→ **Goal**: Reproduce the listing exactly, with no pictures in your copy.

[Start of Listing]

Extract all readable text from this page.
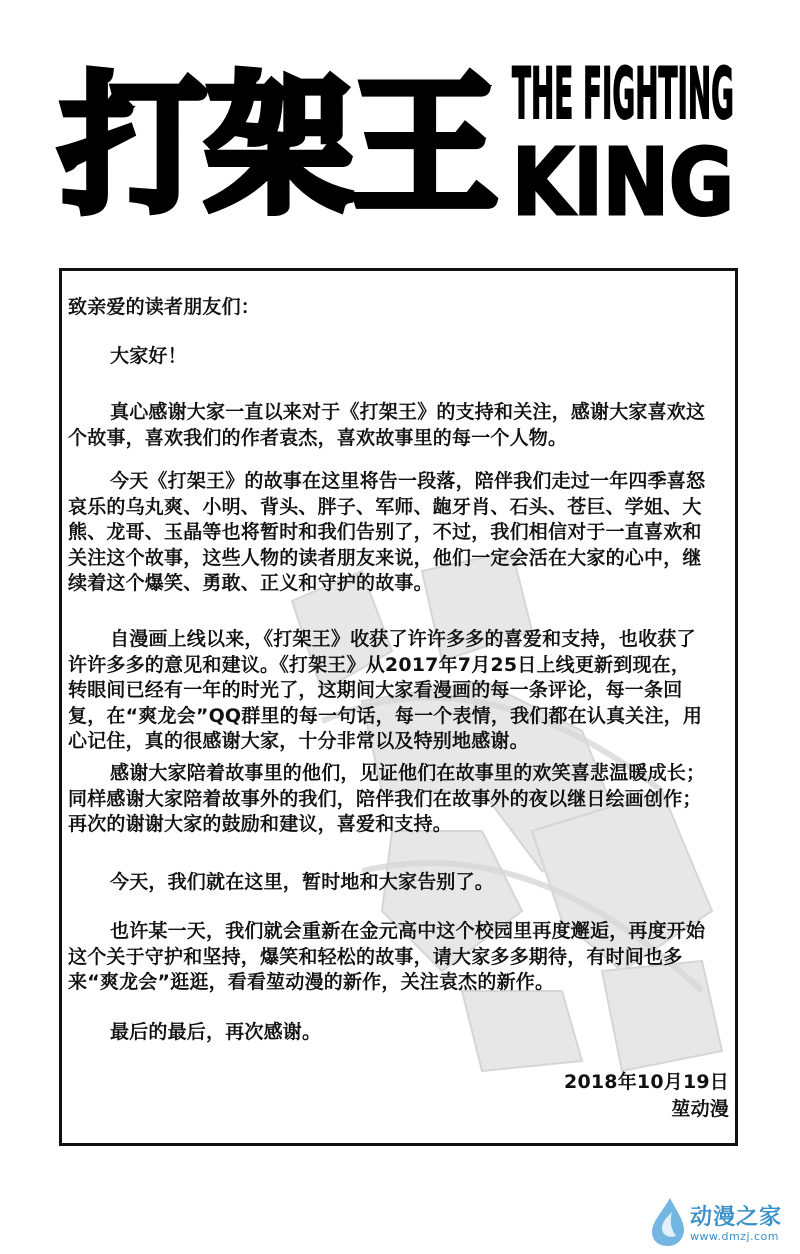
打架王 THE FIGHTING
KING
致亲爱的读者朋友们：
大家好！
真心感谢大家一直以来对于《打架王》的支持和关注，感谢大家喜欢这个故事，喜欢我们的作者袁杰，喜欢故事里的每一个人物。
今天《打架王》的故事在这里将告一段落，陪伴我们走过一年四季喜怒哀乐的乌丸爽、小明、背头、胖子、军师、龅牙肖、石头、苍巨、学姐、大熊、龙哥、玉晶等也将暂时和我们告别了，不过，我们相信对于一直喜欢和关注这个故事，这些人物的读者朋友来说，他们一定会活在大家的心中，继续着这个爆笑、勇敢、正义和守护的故事。
自漫画上线以来，《打架王》收获了许许多多的喜爱和支持，也收获了许许多多的意见和建议。《打架王》从2017年7月25日上线更新到现在，转眼间已经有一年的时光了，这期间大家看漫画的每一条评论，每一条回复，在“爽龙会”QQ群里的每一句话，每一个表情，我们都在认真关注，用心记住，真的很感谢大家，十分非常以及特别地感谢。
感谢大家陪着故事里的他们，见证他们在故事里的欢笑喜悲温暖成长；同样感谢大家陪着故事外的我们，陪伴我们在故事外的夜以继日绘画创作；再次的谢谢大家的鼓励和建议，喜爱和支持。
今天，我们就在这里，暂时地和大家告别了。
也许某一天，我们就会重新在金元高中这个校园里再度邂逅，再度开始这个关于守护和坚持，爆笑和轻松的故事，请大家多多期待，有时间也多来“爽龙会”逛逛，看看堃动漫的新作，关注袁杰的新作。
最后的最后，再次感谢。
2018年10月19日
堃动漫
动漫之家
www.dmzj.com
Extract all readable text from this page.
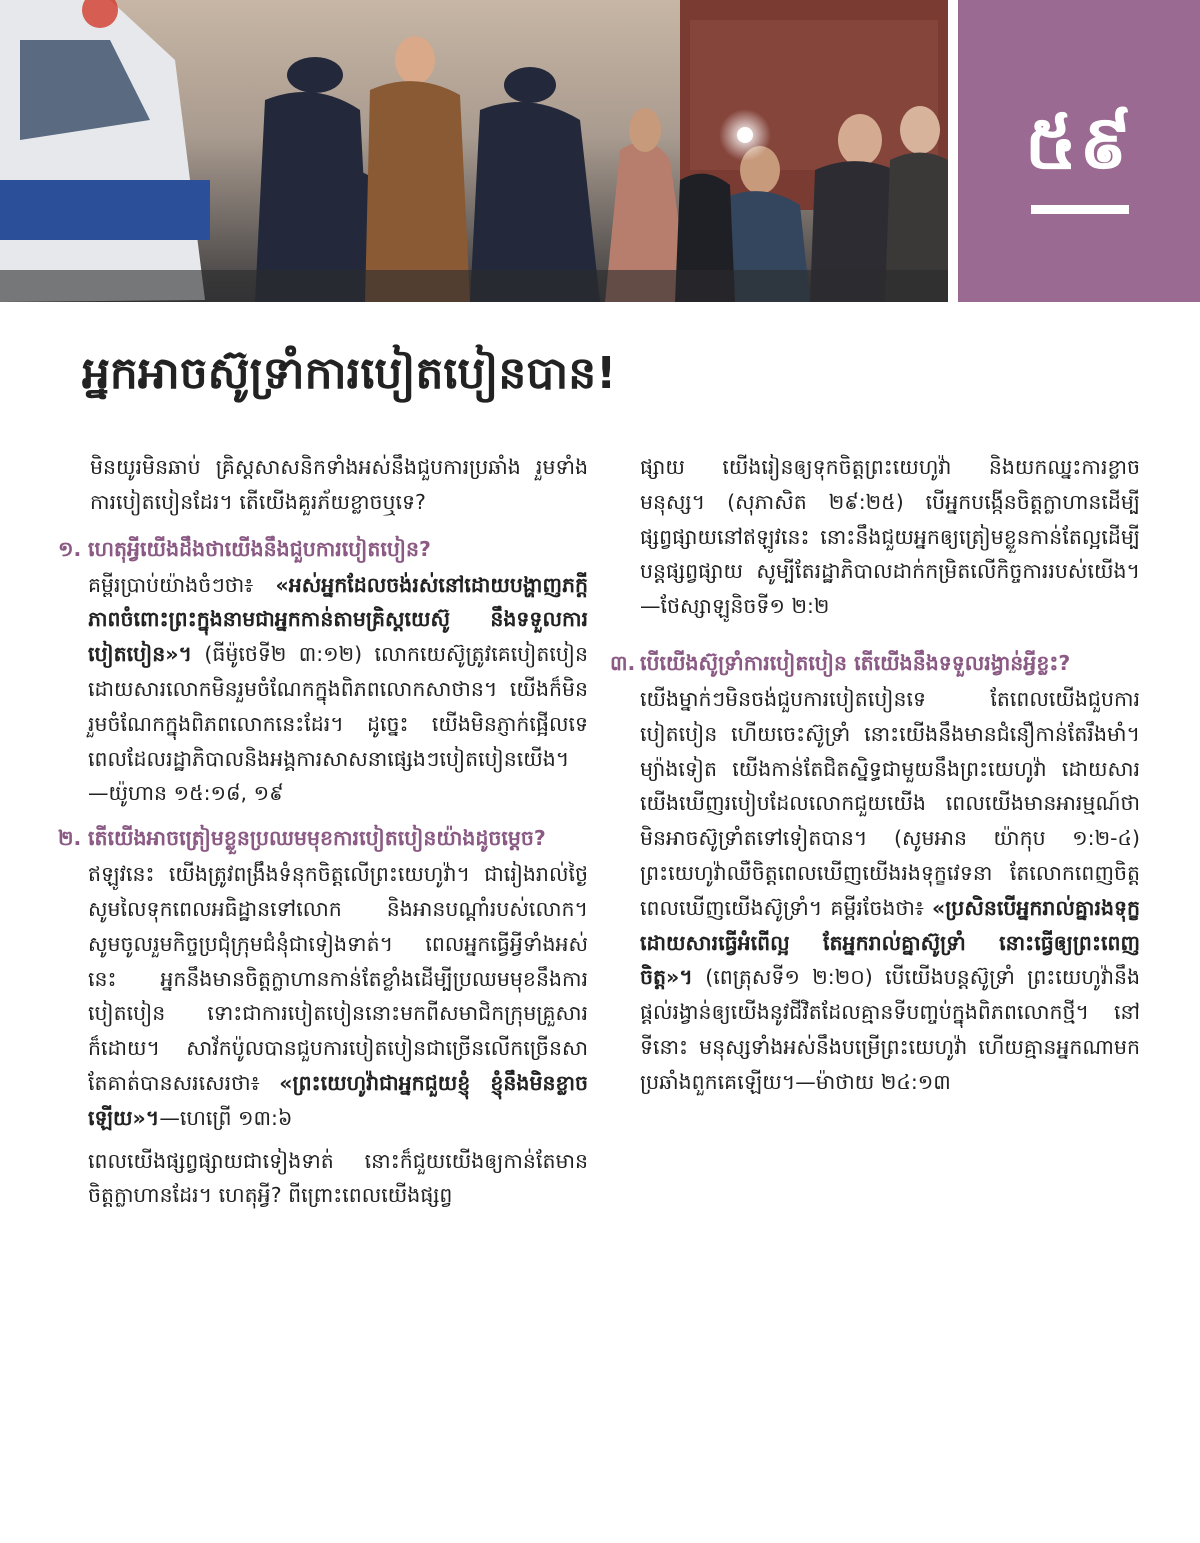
៥៩
អ្នកអាចស៊ូទ្រាំការបៀតបៀនបាន!

មិនយូរមិនឆាប់ គ្រិស្ដសាសនិកទាំងអស់នឹងជួបការប្រឆាំង រួមទាំងការបៀតបៀនដែរ។ តើយើងគួរភ័យខ្លាចឬទេ?

១. ហេតុអ្វីយើងដឹងថាយើងនឹងជួបការបៀតបៀន?

គម្ពីរប្រាប់យ៉ាងចំៗថា៖ «អស់អ្នកដែលចង់រស់នៅដោយបង្ហាញភក្ដីភាពចំពោះព្រះក្នុងនាមជាអ្នកកាន់តាមគ្រិស្ដយេស៊ូ នឹងទទួលការបៀតបៀន»។ (ធីម៉ូថេទី២ ៣:១២) លោកយេស៊ូត្រូវគេបៀតបៀន ដោយសារលោកមិនរួមចំណែកក្នុងពិភពលោកសាថាន។ យើងក៏មិនរួមចំណែកក្នុងពិភពលោកនេះដែរ។ ដូច្នេះ យើងមិនភ្ញាក់ផ្អើលទេ ពេលដែលរដ្ឋាភិបាលនិងអង្គការសាសនាផ្សេងៗបៀតបៀនយើង។—យ៉ូហាន ១៥:១៨, ១៩

២. តើយើងអាចត្រៀមខ្លួនប្រឈមមុខការបៀតបៀនយ៉ាងដូចម្ដេច?

ឥឡូវនេះ យើងត្រូវពង្រឹងទំនុកចិត្តលើព្រះយេហូវ៉ា។ ជារៀងរាល់ថ្ងៃ សូមលៃទុកពេលអធិដ្ឋានទៅលោក និងអានបណ្ដាំរបស់លោក។ សូមចូលរួមកិច្ចប្រជុំក្រុមជំនុំជាទៀងទាត់។ ពេលអ្នកធ្វើអ្វីទាំងអស់នេះ អ្នកនឹងមានចិត្តក្លាហានកាន់តែខ្លាំងដើម្បីប្រឈមមុខនឹងការបៀតបៀន ទោះជាការបៀតបៀននោះមកពីសមាជិកក្រុមគ្រួសារក៏ដោយ។ សាវ័កប៉ូលបានជួបការបៀតបៀនជាច្រើនលើកច្រើនសា តែគាត់បានសរសេរថា៖ «ព្រះយេហូវ៉ាជាអ្នកជួយខ្ញុំ ខ្ញុំនឹងមិនខ្លាចឡើយ»។—ហេព្រើ ១៣:៦

ពេលយើងផ្សព្វផ្សាយជាទៀងទាត់ នោះក៏ជួយយើងឲ្យកាន់តែមានចិត្តក្លាហានដែរ។ ហេតុអ្វី? ពីព្រោះពេលយើងផ្សព្វ

ផ្សាយ យើងរៀនឲ្យទុកចិត្តព្រះយេហូវ៉ា និងយកឈ្នះការខ្លាចមនុស្ស។ (សុភាសិត ២៩:២៥) បើអ្នកបង្កើនចិត្តក្លាហានដើម្បីផ្សព្វផ្សាយនៅឥឡូវនេះ នោះនឹងជួយអ្នកឲ្យត្រៀមខ្លួនកាន់តែល្អដើម្បីបន្តផ្សព្វផ្សាយ សូម្បីតែរដ្ឋាភិបាលដាក់កម្រិតលើកិច្ចការរបស់យើង។—ថែស្សាឡូនិចទី១ ២:២

៣. បើយើងស៊ូទ្រាំការបៀតបៀន តើយើងនឹងទទួលរង្វាន់អ្វីខ្លះ?

យើងម្នាក់ៗមិនចង់ជួបការបៀតបៀនទេ តែពេលយើងជួបការបៀតបៀន ហើយចេះស៊ូទ្រាំ នោះយើងនឹងមានជំនឿកាន់តែរឹងមាំ។ ម្យ៉ាងទៀត យើងកាន់តែជិតស្និទ្ធជាមួយនឹងព្រះយេហូវ៉ា ដោយសារយើងឃើញរបៀបដែលលោកជួយយើង ពេលយើងមានអារម្មណ៍ថាមិនអាចស៊ូទ្រាំតទៅទៀតបាន។ (សូមអាន យ៉ាកុប ១:២-៤) ព្រះយេហូវ៉ាឈឺចិត្តពេលឃើញយើងរងទុក្ខវេទនា តែលោកពេញចិត្តពេលឃើញយើងស៊ូទ្រាំ។ គម្ពីរចែងថា៖ «ប្រសិនបើអ្នករាល់គ្នារងទុក្ខដោយសារធ្វើអំពើល្អ តែអ្នករាល់គ្នាស៊ូទ្រាំ នោះធ្វើឲ្យព្រះពេញចិត្ត»។ (ពេត្រុសទី១ ២:២០) បើយើងបន្តស៊ូទ្រាំ ព្រះយេហូវ៉ានឹងផ្ដល់រង្វាន់ឲ្យយើងនូវជីវិតដែលគ្មានទីបញ្ចប់ក្នុងពិភពលោកថ្មី។ នៅទីនោះ មនុស្សទាំងអស់នឹងបម្រើព្រះយេហូវ៉ា ហើយគ្មានអ្នកណាមកប្រឆាំងពួកគេឡើយ។—ម៉ាថាយ ២៤:១៣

[End of Listing]

→ **Exercise output**:
Extract all readable text from this page.
打架王 THE FIGHTING
KING
致亲爱的读者朋友们：
大家好！
真心感谢大家一直以来对于《打架王》的支持和关注，感谢大家喜欢这个故事，喜欢我们的作者袁杰，喜欢故事里的每一个人物。
今天《打架王》的故事在这里将告一段落，陪伴我们走过一年四季喜怒哀乐的乌丸爽、小明、背头、胖子、军师、龅牙肖、石头、苍巨、学姐、大熊、龙哥、玉晶等也将暂时和我们告别了，不过，我们相信对于一直喜欢和关注这个故事，这些人物的读者朋友来说，他们一定会活在大家的心中，继续着这个爆笑、勇敢、正义和守护的故事。
自漫画上线以来，《打架王》收获了许许多多的喜爱和支持，也收获了许许多多的意见和建议。《打架王》从2017年7月25日上线更新到现在，转眼间已经有一年的时光了，这期间大家看漫画的每一条评论，每一条回复，在“爽龙会”QQ群里的每一句话，每一个表情，我们都在认真关注，用心记住，真的很感谢大家，十分非常以及特别地感谢。
感谢大家陪着故事里的他们，见证他们在故事里的欢笑喜悲温暖成长；同样感谢大家陪着故事外的我们，陪伴我们在故事外的夜以继日绘画创作；再次的谢谢大家的鼓励和建议，喜爱和支持。
今天，我们就在这里，暂时地和大家告别了。
也许某一天，我们就会重新在金元高中这个校园里再度邂逅，再度开始这个关于守护和坚持，爆笑和轻松的故事，请大家多多期待，有时间也多来“爽龙会”逛逛，看看堃动漫的新作，关注袁杰的新作。
最后的最后，再次感谢。
2018年10月19日
堃动漫
动漫之家
www.dmzj.com
Extract all readable text from this page.
៥៩
អ្នកអាចស៊ូទ្រាំការបៀតបៀនបាន!

មិនយូរមិនឆាប់ គ្រិស្ដសាសនិកទាំងអស់នឹងជួបការប្រឆាំង រួមទាំងការបៀតបៀនដែរ។ តើយើងគួរភ័យខ្លាចឬទេ?

១. ហេតុអ្វីយើងដឹងថាយើងនឹងជួបការបៀតបៀន?

គម្ពីរប្រាប់យ៉ាងចំៗថា៖ «អស់អ្នកដែលចង់រស់នៅដោយបង្ហាញភក្ដីភាពចំពោះព្រះក្នុងនាមជាអ្នកកាន់តាមគ្រិស្ដយេស៊ូ នឹងទទួលការបៀតបៀន»។ (ធីម៉ូថេទី២ ៣:១២) លោកយេស៊ូត្រូវគេបៀតបៀន ដោយសារលោកមិនរួមចំណែកក្នុងពិភពលោកសាថាន។ យើងក៏មិនរួមចំណែកក្នុងពិភពលោកនេះដែរ។ ដូច្នេះ យើងមិនភ្ញាក់ផ្អើលទេ ពេលដែលរដ្ឋាភិបាលនិងអង្គការសាសនាផ្សេងៗបៀតបៀនយើង។—យ៉ូហាន ១៥:១៨, ១៩

២. តើយើងអាចត្រៀមខ្លួនប្រឈមមុខការបៀតបៀនយ៉ាងដូចម្ដេច?

ឥឡូវនេះ យើងត្រូវពង្រឹងទំនុកចិត្តលើព្រះយេហូវ៉ា។ ជារៀងរាល់ថ្ងៃ សូមលៃទុកពេលអធិដ្ឋានទៅលោក និងអានបណ្ដាំរបស់លោក។ សូមចូលរួមកិច្ចប្រជុំក្រុមជំនុំជាទៀងទាត់។ ពេលអ្នកធ្វើអ្វីទាំងអស់នេះ អ្នកនឹងមានចិត្តក្លាហានកាន់តែខ្លាំងដើម្បីប្រឈមមុខនឹងការបៀតបៀន ទោះជាការបៀតបៀននោះមកពីសមាជិកក្រុមគ្រួសារក៏ដោយ។ សាវ័កប៉ូលបានជួបការបៀតបៀនជាច្រើនលើកច្រើនសា តែគាត់បានសរសេរថា៖ «ព្រះយេហូវ៉ាជាអ្នកជួយខ្ញុំ ខ្ញុំនឹងមិនខ្លាចឡើយ»។—ហេព្រើ ១៣:៦

ពេលយើងផ្សព្វផ្សាយជាទៀងទាត់ នោះក៏ជួយយើងឲ្យកាន់តែមានចិត្តក្លាហានដែរ។ ហេតុអ្វី? ពីព្រោះពេលយើងផ្សព្វ

ផ្សាយ យើងរៀនឲ្យទុកចិត្តព្រះយេហូវ៉ា និងយកឈ្នះការខ្លាចមនុស្ស។ (សុភាសិត ២៩:២៥) បើអ្នកបង្កើនចិត្តក្លាហានដើម្បីផ្សព្វផ្សាយនៅឥឡូវនេះ នោះនឹងជួយអ្នកឲ្យត្រៀមខ្លួនកាន់តែល្អដើម្បីបន្តផ្សព្វផ្សាយ សូម្បីតែរដ្ឋាភិបាលដាក់កម្រិតលើកិច្ចការរបស់យើង។—ថែស្សាឡូនិចទី១ ២:២

៣. បើយើងស៊ូទ្រាំការបៀតបៀន តើយើងនឹងទទួលរង្វាន់អ្វីខ្លះ?

យើងម្នាក់ៗមិនចង់ជួបការបៀតបៀនទេ តែពេលយើងជួបការបៀតបៀន ហើយចេះស៊ូទ្រាំ នោះយើងនឹងមានជំនឿកាន់តែរឹងមាំ។ ម្យ៉ាងទៀត យើងកាន់តែជិតស្និទ្ធជាមួយនឹងព្រះយេហូវ៉ា ដោយសារយើងឃើញរបៀបដែលលោកជួយយើង ពេលយើងមានអារម្មណ៍ថាមិនអាចស៊ូទ្រាំតទៅទៀតបាន។ (សូមអាន យ៉ាកុប ១:២-៤) ព្រះយេហូវ៉ាឈឺចិត្តពេលឃើញយើងរងទុក្ខវេទនា តែលោកពេញចិត្តពេលឃើញយើងស៊ូទ្រាំ។ គម្ពីរចែងថា៖ «ប្រសិនបើអ្នករាល់គ្នារងទុក្ខដោយសារធ្វើអំពើល្អ តែអ្នករាល់គ្នាស៊ូទ្រាំ នោះធ្វើឲ្យព្រះពេញចិត្ត»។ (ពេត្រុសទី១ ២:២០) បើយើងបន្តស៊ូទ្រាំ ព្រះយេហូវ៉ានឹងផ្ដល់រង្វាន់ឲ្យយើងនូវជីវិតដែលគ្មានទីបញ្ចប់ក្នុងពិភពលោកថ្មី។ នៅទីនោះ មនុស្សទាំងអស់នឹងបម្រើព្រះយេហូវ៉ា ហើយគ្មានអ្នកណាមកប្រឆាំងពួកគេឡើយ។—ម៉ាថាយ ២៤:១៣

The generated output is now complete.